---- Material for this exercise

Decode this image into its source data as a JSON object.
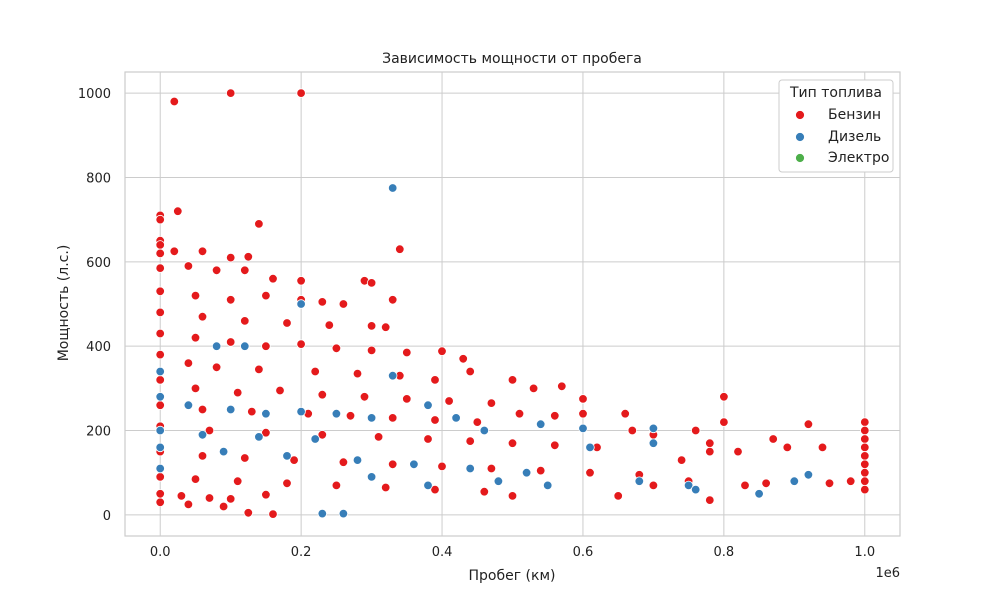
{
  "chart_data": {
    "type": "scatter",
    "title": "Зависимость мощности от пробега",
    "xlabel": "Пробег (км)",
    "ylabel": "Мощность (л.с.)",
    "x_offset_label": "1e6",
    "xlim": [
      -50000,
      1050000
    ],
    "ylim": [
      -50,
      1050
    ],
    "x_ticks": [
      0,
      200000,
      400000,
      600000,
      800000,
      1000000
    ],
    "x_tick_labels": [
      "0.0",
      "0.2",
      "0.4",
      "0.6",
      "0.8",
      "1.0"
    ],
    "y_ticks": [
      0,
      200,
      400,
      600,
      800,
      1000
    ],
    "y_tick_labels": [
      "0",
      "200",
      "400",
      "600",
      "800",
      "1000"
    ],
    "grid": true,
    "legend": {
      "title": "Тип топлива",
      "placement": "top-right",
      "entries": [
        {
          "label": "Бензин",
          "color": "#e41a1c"
        },
        {
          "label": "Дизель",
          "color": "#377eb8"
        },
        {
          "label": "Электро",
          "color": "#4daf4a"
        }
      ]
    },
    "series": [
      {
        "name": "Бензин",
        "color": "#e41a1c",
        "points": [
          [
            20000,
            980
          ],
          [
            100000,
            1000
          ],
          [
            200000,
            1000
          ],
          [
            25000,
            720
          ],
          [
            0,
            710
          ],
          [
            0,
            700
          ],
          [
            140000,
            690
          ],
          [
            340000,
            630
          ],
          [
            0,
            650
          ],
          [
            0,
            640
          ],
          [
            0,
            620
          ],
          [
            20000,
            625
          ],
          [
            60000,
            625
          ],
          [
            100000,
            610
          ],
          [
            125000,
            612
          ],
          [
            0,
            585
          ],
          [
            40000,
            590
          ],
          [
            80000,
            580
          ],
          [
            120000,
            580
          ],
          [
            160000,
            560
          ],
          [
            200000,
            555
          ],
          [
            290000,
            555
          ],
          [
            300000,
            550
          ],
          [
            0,
            530
          ],
          [
            50000,
            520
          ],
          [
            100000,
            510
          ],
          [
            150000,
            520
          ],
          [
            200000,
            510
          ],
          [
            230000,
            505
          ],
          [
            260000,
            500
          ],
          [
            330000,
            510
          ],
          [
            0,
            480
          ],
          [
            60000,
            470
          ],
          [
            120000,
            460
          ],
          [
            180000,
            455
          ],
          [
            240000,
            450
          ],
          [
            300000,
            448
          ],
          [
            320000,
            445
          ],
          [
            0,
            430
          ],
          [
            50000,
            420
          ],
          [
            100000,
            410
          ],
          [
            150000,
            400
          ],
          [
            200000,
            405
          ],
          [
            250000,
            395
          ],
          [
            300000,
            390
          ],
          [
            350000,
            385
          ],
          [
            400000,
            388
          ],
          [
            430000,
            370
          ],
          [
            0,
            380
          ],
          [
            40000,
            360
          ],
          [
            80000,
            350
          ],
          [
            140000,
            345
          ],
          [
            220000,
            340
          ],
          [
            280000,
            335
          ],
          [
            340000,
            330
          ],
          [
            390000,
            320
          ],
          [
            440000,
            340
          ],
          [
            500000,
            320
          ],
          [
            0,
            320
          ],
          [
            50000,
            300
          ],
          [
            110000,
            290
          ],
          [
            170000,
            295
          ],
          [
            230000,
            285
          ],
          [
            290000,
            280
          ],
          [
            350000,
            275
          ],
          [
            410000,
            270
          ],
          [
            470000,
            265
          ],
          [
            530000,
            300
          ],
          [
            570000,
            305
          ],
          [
            600000,
            275
          ],
          [
            0,
            260
          ],
          [
            60000,
            250
          ],
          [
            130000,
            245
          ],
          [
            210000,
            240
          ],
          [
            270000,
            235
          ],
          [
            330000,
            230
          ],
          [
            390000,
            225
          ],
          [
            450000,
            220
          ],
          [
            510000,
            240
          ],
          [
            560000,
            235
          ],
          [
            600000,
            240
          ],
          [
            660000,
            240
          ],
          [
            0,
            210
          ],
          [
            70000,
            200
          ],
          [
            150000,
            195
          ],
          [
            230000,
            190
          ],
          [
            310000,
            185
          ],
          [
            380000,
            180
          ],
          [
            440000,
            175
          ],
          [
            500000,
            170
          ],
          [
            560000,
            165
          ],
          [
            620000,
            160
          ],
          [
            670000,
            200
          ],
          [
            700000,
            190
          ],
          [
            760000,
            200
          ],
          [
            780000,
            170
          ],
          [
            800000,
            280
          ],
          [
            800000,
            220
          ],
          [
            870000,
            180
          ],
          [
            920000,
            215
          ],
          [
            1000000,
            220
          ],
          [
            1000000,
            200
          ],
          [
            1000000,
            180
          ],
          [
            1000000,
            160
          ],
          [
            1000000,
            140
          ],
          [
            1000000,
            120
          ],
          [
            1000000,
            100
          ],
          [
            1000000,
            80
          ],
          [
            1000000,
            60
          ],
          [
            0,
            150
          ],
          [
            60000,
            140
          ],
          [
            120000,
            135
          ],
          [
            190000,
            130
          ],
          [
            260000,
            125
          ],
          [
            330000,
            120
          ],
          [
            400000,
            115
          ],
          [
            470000,
            110
          ],
          [
            540000,
            105
          ],
          [
            610000,
            100
          ],
          [
            680000,
            95
          ],
          [
            740000,
            130
          ],
          [
            780000,
            150
          ],
          [
            820000,
            150
          ],
          [
            890000,
            160
          ],
          [
            940000,
            160
          ],
          [
            0,
            90
          ],
          [
            50000,
            85
          ],
          [
            110000,
            80
          ],
          [
            180000,
            75
          ],
          [
            250000,
            70
          ],
          [
            320000,
            65
          ],
          [
            390000,
            60
          ],
          [
            460000,
            55
          ],
          [
            500000,
            45
          ],
          [
            650000,
            45
          ],
          [
            700000,
            70
          ],
          [
            750000,
            80
          ],
          [
            780000,
            35
          ],
          [
            830000,
            70
          ],
          [
            860000,
            75
          ],
          [
            900000,
            80
          ],
          [
            950000,
            75
          ],
          [
            980000,
            80
          ],
          [
            0,
            30
          ],
          [
            40000,
            25
          ],
          [
            90000,
            20
          ],
          [
            125000,
            5
          ],
          [
            160000,
            2
          ],
          [
            0,
            50
          ],
          [
            30000,
            45
          ],
          [
            70000,
            40
          ],
          [
            100000,
            38
          ],
          [
            150000,
            48
          ]
        ]
      },
      {
        "name": "Дизель",
        "color": "#377eb8",
        "points": [
          [
            330000,
            775
          ],
          [
            200000,
            500
          ],
          [
            0,
            340
          ],
          [
            80000,
            400
          ],
          [
            120000,
            400
          ],
          [
            0,
            280
          ],
          [
            40000,
            260
          ],
          [
            100000,
            250
          ],
          [
            150000,
            240
          ],
          [
            200000,
            245
          ],
          [
            250000,
            240
          ],
          [
            0,
            200
          ],
          [
            60000,
            190
          ],
          [
            140000,
            185
          ],
          [
            220000,
            180
          ],
          [
            300000,
            230
          ],
          [
            330000,
            330
          ],
          [
            380000,
            260
          ],
          [
            420000,
            230
          ],
          [
            460000,
            200
          ],
          [
            0,
            110
          ],
          [
            0,
            160
          ],
          [
            90000,
            150
          ],
          [
            180000,
            140
          ],
          [
            280000,
            130
          ],
          [
            360000,
            120
          ],
          [
            440000,
            110
          ],
          [
            520000,
            100
          ],
          [
            540000,
            215
          ],
          [
            600000,
            205
          ],
          [
            610000,
            160
          ],
          [
            680000,
            80
          ],
          [
            700000,
            170
          ],
          [
            700000,
            205
          ],
          [
            750000,
            70
          ],
          [
            760000,
            60
          ],
          [
            850000,
            50
          ],
          [
            900000,
            80
          ],
          [
            920000,
            95
          ],
          [
            230000,
            3
          ],
          [
            260000,
            3
          ],
          [
            480000,
            80
          ],
          [
            550000,
            70
          ],
          [
            380000,
            70
          ],
          [
            300000,
            90
          ]
        ]
      },
      {
        "name": "Электро",
        "color": "#4daf4a",
        "points": []
      }
    ]
  }
}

--------

The task: Which lines include the word "title"? Copy every one of them.

Exercise response:
    "title": "Зависимость мощности от пробега",
      "title": "Тип топлива",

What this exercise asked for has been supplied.